Records contained in a dataset
--- Start ---
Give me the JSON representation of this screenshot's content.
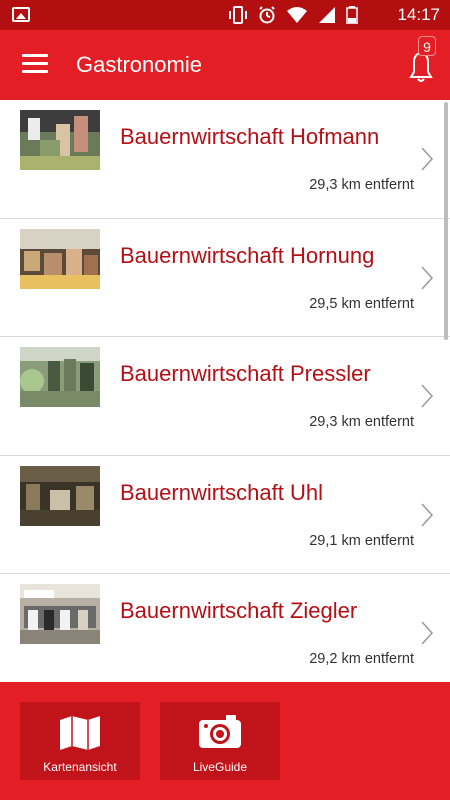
{
  "statusbar": {
    "time": "14:17"
  },
  "appbar": {
    "title": "Gastronomie",
    "notification_count": "9"
  },
  "list": {
    "items": [
      {
        "name": "Bauernwirtschaft Hofmann",
        "distance": "29,3 km entfernt"
      },
      {
        "name": "Bauernwirtschaft Hornung",
        "distance": "29,5 km entfernt"
      },
      {
        "name": "Bauernwirtschaft Pressler",
        "distance": "29,3 km entfernt"
      },
      {
        "name": "Bauernwirtschaft Uhl",
        "distance": "29,1 km entfernt"
      },
      {
        "name": "Bauernwirtschaft Ziegler",
        "distance": "29,2 km entfernt"
      }
    ]
  },
  "bottombar": {
    "map_label": "Kartenansicht",
    "liveguide_label": "LiveGuide"
  },
  "colors": {
    "statusbar": "#b30f10",
    "appbar": "#e31e24",
    "title_text": "#b50f15",
    "tile": "#c0131a"
  }
}
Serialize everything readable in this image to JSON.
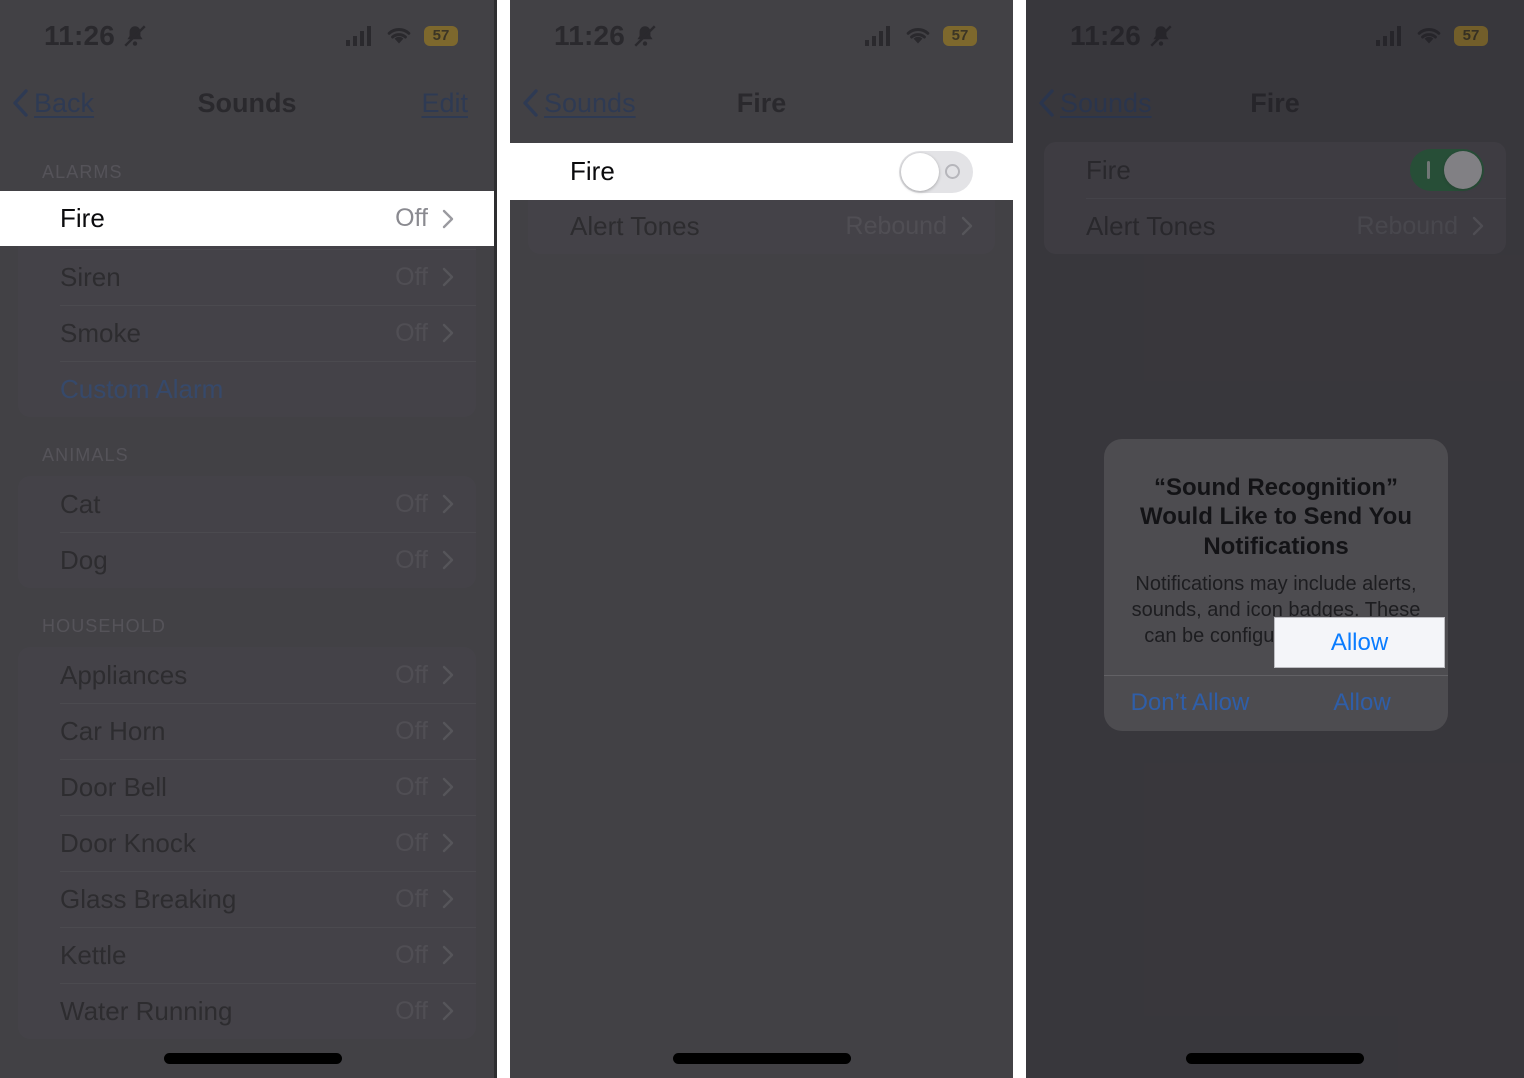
{
  "status_bar": {
    "time": "11:26",
    "bell_icon": "bell-slash-icon",
    "cellular_icon": "cellular-bars-icon",
    "wifi_icon": "wifi-icon",
    "battery_level": "57"
  },
  "panel1": {
    "nav": {
      "back_label": "Back",
      "title": "Sounds",
      "edit_label": "Edit"
    },
    "sections": [
      {
        "header": "ALARMS",
        "rows": [
          {
            "label": "Fire",
            "value": "Off",
            "highlighted": true
          },
          {
            "label": "Siren",
            "value": "Off"
          },
          {
            "label": "Smoke",
            "value": "Off"
          },
          {
            "label": "Custom Alarm",
            "value": "",
            "link": true
          }
        ]
      },
      {
        "header": "ANIMALS",
        "rows": [
          {
            "label": "Cat",
            "value": "Off"
          },
          {
            "label": "Dog",
            "value": "Off"
          }
        ]
      },
      {
        "header": "HOUSEHOLD",
        "rows": [
          {
            "label": "Appliances",
            "value": "Off"
          },
          {
            "label": "Car Horn",
            "value": "Off"
          },
          {
            "label": "Door Bell",
            "value": "Off"
          },
          {
            "label": "Door Knock",
            "value": "Off"
          },
          {
            "label": "Glass Breaking",
            "value": "Off"
          },
          {
            "label": "Kettle",
            "value": "Off"
          },
          {
            "label": "Water Running",
            "value": "Off"
          }
        ]
      }
    ]
  },
  "panel2": {
    "nav": {
      "back_label": "Sounds",
      "title": "Fire"
    },
    "rows": {
      "fire_label": "Fire",
      "fire_toggle_state": "off",
      "alert_tones_label": "Alert Tones",
      "alert_tones_value": "Rebound"
    }
  },
  "panel3": {
    "nav": {
      "back_label": "Sounds",
      "title": "Fire"
    },
    "rows": {
      "fire_label": "Fire",
      "fire_toggle_state": "on",
      "alert_tones_label": "Alert Tones",
      "alert_tones_value": "Rebound"
    },
    "alert": {
      "title": "“Sound Recognition” Would Like to Send You Notifications",
      "message": "Notifications may include alerts, sounds, and icon badges. These can be configured in Settings.",
      "dont_allow_label": "Don’t Allow",
      "allow_label": "Allow"
    }
  },
  "colors": {
    "toggle_on": "#137c35",
    "toggle_off": "#e3e3e6",
    "link_blue": "#2f5ea8",
    "allow_blue": "#0a7cff",
    "battery_badge": "#d7a714"
  }
}
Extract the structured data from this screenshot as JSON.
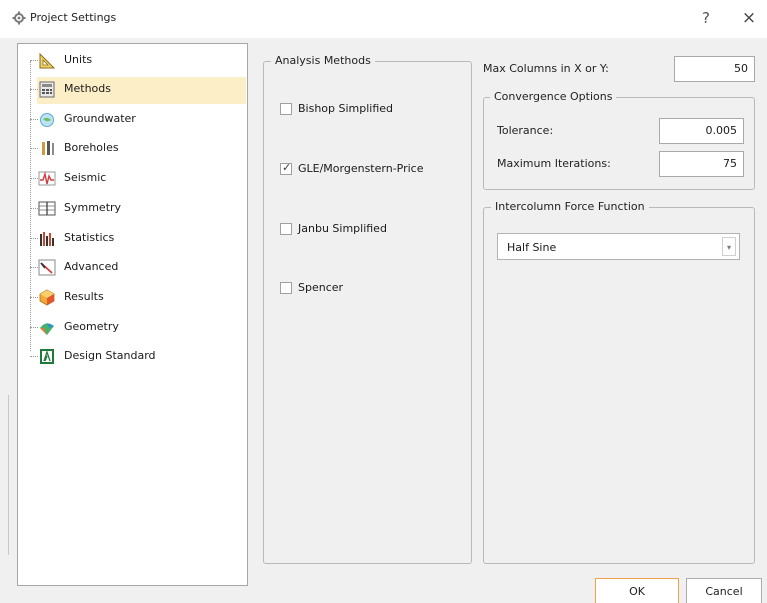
{
  "window": {
    "title": "Project Settings",
    "help_label": "?",
    "close_label": "×"
  },
  "tree": {
    "items": [
      {
        "label": "Units",
        "icon": "units-icon"
      },
      {
        "label": "Methods",
        "icon": "methods-icon",
        "selected": true
      },
      {
        "label": "Groundwater",
        "icon": "groundwater-icon"
      },
      {
        "label": "Boreholes",
        "icon": "boreholes-icon"
      },
      {
        "label": "Seismic",
        "icon": "seismic-icon"
      },
      {
        "label": "Symmetry",
        "icon": "symmetry-icon"
      },
      {
        "label": "Statistics",
        "icon": "statistics-icon"
      },
      {
        "label": "Advanced",
        "icon": "advanced-icon"
      },
      {
        "label": "Results",
        "icon": "results-icon"
      },
      {
        "label": "Geometry",
        "icon": "geometry-icon"
      },
      {
        "label": "Design Standard",
        "icon": "design-standard-icon"
      }
    ]
  },
  "analysis_methods": {
    "legend": "Analysis Methods",
    "options": [
      {
        "label": "Bishop Simplified",
        "checked": false
      },
      {
        "label": "GLE/Morgenstern-Price",
        "checked": true
      },
      {
        "label": "Janbu Simplified",
        "checked": false
      },
      {
        "label": "Spencer",
        "checked": false
      }
    ]
  },
  "columns": {
    "label": "Max Columns in X or Y:",
    "value": "50"
  },
  "convergence": {
    "legend": "Convergence Options",
    "tolerance_label": "Tolerance:",
    "tolerance_value": "0.005",
    "iterations_label": "Maximum Iterations:",
    "iterations_value": "75"
  },
  "intercolumn": {
    "legend": "Intercolumn Force Function",
    "selected": "Half Sine"
  },
  "buttons": {
    "ok": "OK",
    "cancel": "Cancel"
  },
  "colors": {
    "selection": "#fcefc8",
    "default_button_border": "#f0a24a"
  }
}
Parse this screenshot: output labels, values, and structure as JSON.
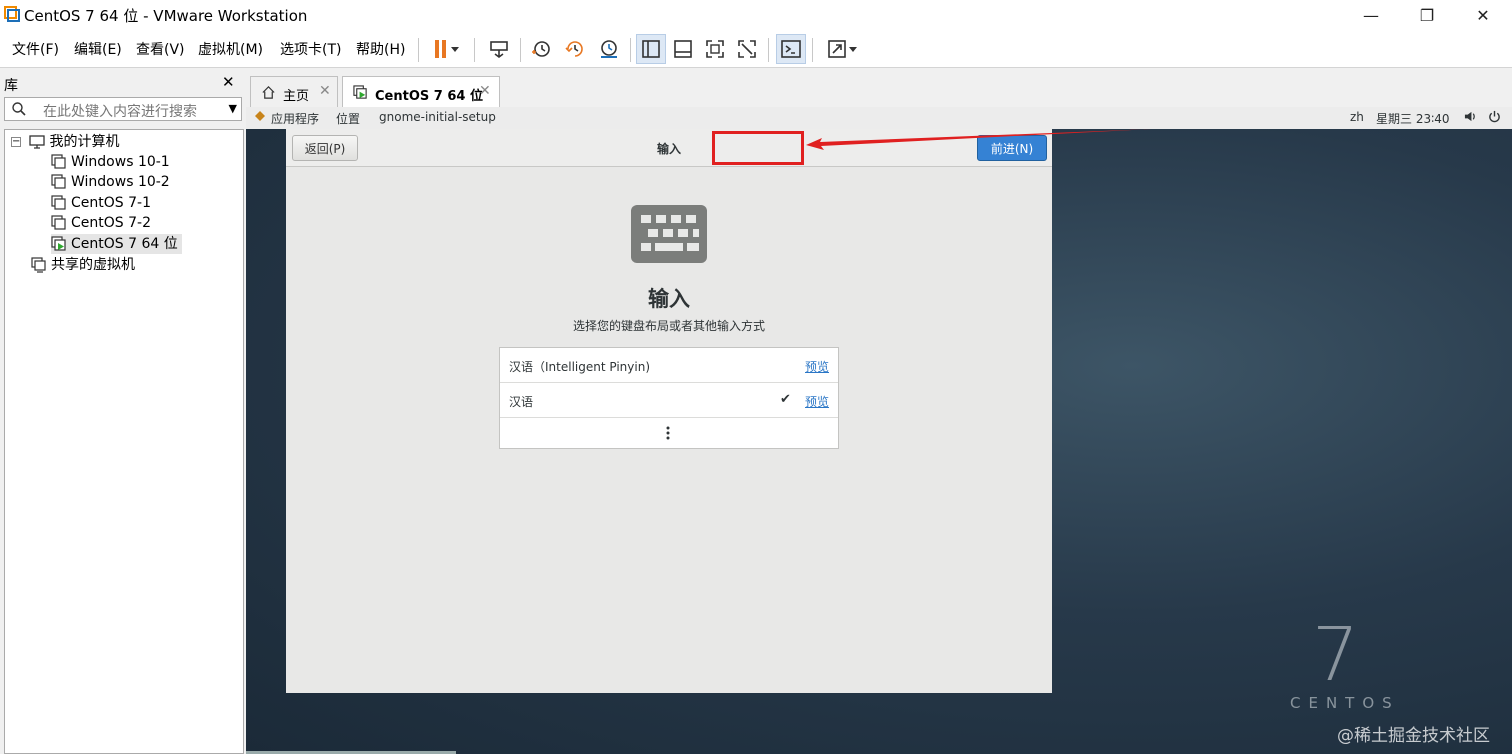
{
  "window": {
    "title": "CentOS 7 64 位 - VMware Workstation",
    "controls": {
      "minimize": "—",
      "restore": "❐",
      "close": "✕"
    }
  },
  "menu": [
    "文件(F)",
    "编辑(E)",
    "查看(V)",
    "虚拟机(M)",
    "选项卡(T)",
    "帮助(H)"
  ],
  "library": {
    "title": "库",
    "close": "✕",
    "search_placeholder": "在此处键入内容进行搜索",
    "tree": {
      "root": "我的计算机",
      "vms": [
        "Windows 10-1",
        "Windows 10-2",
        "CentOS 7-1",
        "CentOS 7-2",
        "CentOS 7 64 位"
      ],
      "shared": "共享的虚拟机"
    }
  },
  "tabs": [
    {
      "label": "主页",
      "icon": "home-icon"
    },
    {
      "label": "CentOS 7 64 位",
      "icon": "vm-running-icon"
    }
  ],
  "gnome_bar": {
    "apps": "应用程序",
    "places": "位置",
    "app_name": "gnome-initial-setup",
    "lang": "zh",
    "clock": "星期三 23∶40"
  },
  "dialog": {
    "back": "返回(P)",
    "title": "输入",
    "next": "前进(N)",
    "heading": "输入",
    "subtitle": "选择您的键盘布局或者其他输入方式",
    "inputs": [
      {
        "name": "汉语（Intelligent Pinyin)",
        "preview": "预览",
        "checked": false
      },
      {
        "name": "汉语",
        "preview": "预览",
        "checked": true
      }
    ],
    "more": "⋮"
  },
  "branding": {
    "centos_number": "7",
    "centos_word": "CENTOS",
    "watermark": "@稀土掘金技术社区"
  },
  "colors": {
    "next_button": "#3582d4",
    "highlight": "#e02020",
    "link": "#2a76c6",
    "pause": "#e87722"
  }
}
--- End ---
◆ Task objective ◆
Omit the images and transcribe all of the records above word for word.

◆ Expected answer ◆
Give me the JSON representation of this screenshot's content.
{
  "statusbar": {
    "time": "14:17"
  },
  "appbar": {
    "title": "Gastronomie",
    "notification_count": "9"
  },
  "list": {
    "items": [
      {
        "name": "Bauernwirtschaft Hofmann",
        "distance": "29,3 km entfernt"
      },
      {
        "name": "Bauernwirtschaft Hornung",
        "distance": "29,5 km entfernt"
      },
      {
        "name": "Bauernwirtschaft Pressler",
        "distance": "29,3 km entfernt"
      },
      {
        "name": "Bauernwirtschaft Uhl",
        "distance": "29,1 km entfernt"
      },
      {
        "name": "Bauernwirtschaft Ziegler",
        "distance": "29,2 km entfernt"
      }
    ]
  },
  "bottombar": {
    "map_label": "Kartenansicht",
    "liveguide_label": "LiveGuide"
  },
  "colors": {
    "statusbar": "#b30f10",
    "appbar": "#e31e24",
    "title_text": "#b50f15",
    "tile": "#c0131a"
  }
}
Serialize everything readable in this image to JSON.
{
  "status_bar": {
    "time": "11:26",
    "bell_icon": "bell-slash-icon",
    "cellular_icon": "cellular-bars-icon",
    "wifi_icon": "wifi-icon",
    "battery_level": "57"
  },
  "panel1": {
    "nav": {
      "back_label": "Back",
      "title": "Sounds",
      "edit_label": "Edit"
    },
    "sections": [
      {
        "header": "ALARMS",
        "rows": [
          {
            "label": "Fire",
            "value": "Off",
            "highlighted": true
          },
          {
            "label": "Siren",
            "value": "Off"
          },
          {
            "label": "Smoke",
            "value": "Off"
          },
          {
            "label": "Custom Alarm",
            "value": "",
            "link": true
          }
        ]
      },
      {
        "header": "ANIMALS",
        "rows": [
          {
            "label": "Cat",
            "value": "Off"
          },
          {
            "label": "Dog",
            "value": "Off"
          }
        ]
      },
      {
        "header": "HOUSEHOLD",
        "rows": [
          {
            "label": "Appliances",
            "value": "Off"
          },
          {
            "label": "Car Horn",
            "value": "Off"
          },
          {
            "label": "Door Bell",
            "value": "Off"
          },
          {
            "label": "Door Knock",
            "value": "Off"
          },
          {
            "label": "Glass Breaking",
            "value": "Off"
          },
          {
            "label": "Kettle",
            "value": "Off"
          },
          {
            "label": "Water Running",
            "value": "Off"
          }
        ]
      }
    ]
  },
  "panel2": {
    "nav": {
      "back_label": "Sounds",
      "title": "Fire"
    },
    "rows": {
      "fire_label": "Fire",
      "fire_toggle_state": "off",
      "alert_tones_label": "Alert Tones",
      "alert_tones_value": "Rebound"
    }
  },
  "panel3": {
    "nav": {
      "back_label": "Sounds",
      "title": "Fire"
    },
    "rows": {
      "fire_label": "Fire",
      "fire_toggle_state": "on",
      "alert_tones_label": "Alert Tones",
      "alert_tones_value": "Rebound"
    },
    "alert": {
      "title": "“Sound Recognition” Would Like to Send You Notifications",
      "message": "Notifications may include alerts, sounds, and icon badges. These can be configured in Settings.",
      "dont_allow_label": "Don’t Allow",
      "allow_label": "Allow"
    }
  },
  "colors": {
    "toggle_on": "#137c35",
    "toggle_off": "#e3e3e6",
    "link_blue": "#2f5ea8",
    "allow_blue": "#0a7cff",
    "battery_badge": "#d7a714"
  }
}
Extract the structured data from this screenshot as JSON.
{
  "window": {
    "title": "Project Settings",
    "help_label": "?",
    "close_label": "×"
  },
  "tree": {
    "items": [
      {
        "label": "Units",
        "icon": "units-icon"
      },
      {
        "label": "Methods",
        "icon": "methods-icon",
        "selected": true
      },
      {
        "label": "Groundwater",
        "icon": "groundwater-icon"
      },
      {
        "label": "Boreholes",
        "icon": "boreholes-icon"
      },
      {
        "label": "Seismic",
        "icon": "seismic-icon"
      },
      {
        "label": "Symmetry",
        "icon": "symmetry-icon"
      },
      {
        "label": "Statistics",
        "icon": "statistics-icon"
      },
      {
        "label": "Advanced",
        "icon": "advanced-icon"
      },
      {
        "label": "Results",
        "icon": "results-icon"
      },
      {
        "label": "Geometry",
        "icon": "geometry-icon"
      },
      {
        "label": "Design Standard",
        "icon": "design-standard-icon"
      }
    ]
  },
  "analysis_methods": {
    "legend": "Analysis Methods",
    "options": [
      {
        "label": "Bishop Simplified",
        "checked": false
      },
      {
        "label": "GLE/Morgenstern-Price",
        "checked": true
      },
      {
        "label": "Janbu Simplified",
        "checked": false
      },
      {
        "label": "Spencer",
        "checked": false
      }
    ]
  },
  "columns": {
    "label": "Max Columns in X or Y:",
    "value": "50"
  },
  "convergence": {
    "legend": "Convergence Options",
    "tolerance_label": "Tolerance:",
    "tolerance_value": "0.005",
    "iterations_label": "Maximum Iterations:",
    "iterations_value": "75"
  },
  "intercolumn": {
    "legend": "Intercolumn Force Function",
    "selected": "Half Sine"
  },
  "buttons": {
    "ok": "OK",
    "cancel": "Cancel"
  },
  "colors": {
    "selection": "#fcefc8",
    "default_button_border": "#f0a24a"
  }
}
Parse this screenshot: output labels, values, and structure as JSON.
{
  "window": {
    "title": "CentOS 7 64 位 - VMware Workstation",
    "controls": {
      "minimize": "—",
      "restore": "❐",
      "close": "✕"
    }
  },
  "menu": [
    "文件(F)",
    "编辑(E)",
    "查看(V)",
    "虚拟机(M)",
    "选项卡(T)",
    "帮助(H)"
  ],
  "library": {
    "title": "库",
    "close": "✕",
    "search_placeholder": "在此处键入内容进行搜索",
    "tree": {
      "root": "我的计算机",
      "vms": [
        "Windows 10-1",
        "Windows 10-2",
        "CentOS 7-1",
        "CentOS 7-2",
        "CentOS 7 64 位"
      ],
      "shared": "共享的虚拟机"
    }
  },
  "tabs": [
    {
      "label": "主页",
      "icon": "home-icon"
    },
    {
      "label": "CentOS 7 64 位",
      "icon": "vm-running-icon"
    }
  ],
  "gnome_bar": {
    "apps": "应用程序",
    "places": "位置",
    "app_name": "gnome-initial-setup",
    "lang": "zh",
    "clock": "星期三 23∶40"
  },
  "dialog": {
    "back": "返回(P)",
    "title": "输入",
    "next": "前进(N)",
    "heading": "输入",
    "subtitle": "选择您的键盘布局或者其他输入方式",
    "inputs": [
      {
        "name": "汉语（Intelligent Pinyin)",
        "preview": "预览",
        "checked": false
      },
      {
        "name": "汉语",
        "preview": "预览",
        "checked": true
      }
    ],
    "more": "⋮"
  },
  "branding": {
    "centos_number": "7",
    "centos_word": "CENTOS",
    "watermark": "@稀土掘金技术社区"
  },
  "colors": {
    "next_button": "#3582d4",
    "highlight": "#e02020",
    "link": "#2a76c6",
    "pause": "#e87722"
  }
}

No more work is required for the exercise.